## Given exercise
Locate each line in the records containing "JSON". Copy it.

begin

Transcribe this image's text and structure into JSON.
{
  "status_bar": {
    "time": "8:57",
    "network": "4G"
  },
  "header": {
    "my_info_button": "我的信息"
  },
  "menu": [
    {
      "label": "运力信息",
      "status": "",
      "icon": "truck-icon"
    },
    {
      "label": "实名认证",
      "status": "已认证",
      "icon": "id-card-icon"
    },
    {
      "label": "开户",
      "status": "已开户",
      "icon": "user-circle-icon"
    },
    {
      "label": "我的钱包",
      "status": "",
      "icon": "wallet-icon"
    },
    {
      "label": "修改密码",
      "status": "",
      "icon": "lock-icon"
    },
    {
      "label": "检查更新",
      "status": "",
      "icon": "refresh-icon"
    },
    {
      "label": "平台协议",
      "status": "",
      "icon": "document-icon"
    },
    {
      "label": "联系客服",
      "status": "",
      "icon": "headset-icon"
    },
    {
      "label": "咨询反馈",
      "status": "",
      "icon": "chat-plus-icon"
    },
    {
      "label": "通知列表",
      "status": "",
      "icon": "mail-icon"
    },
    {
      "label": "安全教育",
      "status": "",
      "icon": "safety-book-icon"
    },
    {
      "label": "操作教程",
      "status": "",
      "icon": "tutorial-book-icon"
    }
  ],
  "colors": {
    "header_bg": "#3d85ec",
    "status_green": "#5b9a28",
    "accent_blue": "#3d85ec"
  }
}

end
begin

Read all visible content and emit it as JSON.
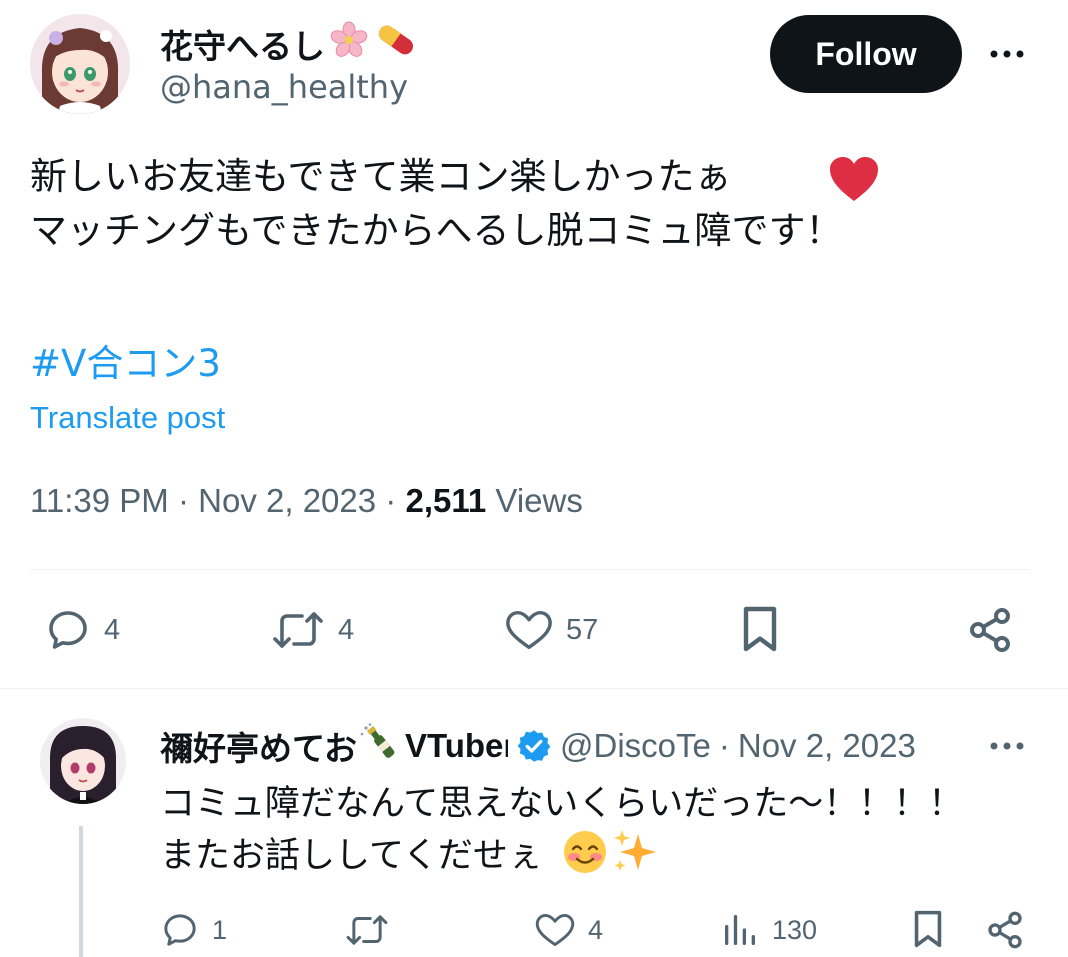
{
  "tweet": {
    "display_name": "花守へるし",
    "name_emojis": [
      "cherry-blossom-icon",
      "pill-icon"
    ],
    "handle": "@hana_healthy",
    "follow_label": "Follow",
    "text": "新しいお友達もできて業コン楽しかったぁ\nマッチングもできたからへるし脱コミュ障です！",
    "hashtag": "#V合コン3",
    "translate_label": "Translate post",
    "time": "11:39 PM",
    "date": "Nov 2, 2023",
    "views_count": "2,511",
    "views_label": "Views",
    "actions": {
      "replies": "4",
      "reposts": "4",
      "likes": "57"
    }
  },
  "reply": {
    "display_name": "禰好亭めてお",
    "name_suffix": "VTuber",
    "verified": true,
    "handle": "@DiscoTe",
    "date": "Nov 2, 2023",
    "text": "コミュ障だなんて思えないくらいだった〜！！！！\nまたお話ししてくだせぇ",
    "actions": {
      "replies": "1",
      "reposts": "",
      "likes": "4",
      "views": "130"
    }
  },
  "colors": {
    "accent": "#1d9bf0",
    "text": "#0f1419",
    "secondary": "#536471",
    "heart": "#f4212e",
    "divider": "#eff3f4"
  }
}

end

## Answer in full
Transcribe this image's text and structure into JSON.
Read all visible content and emit it as JSON.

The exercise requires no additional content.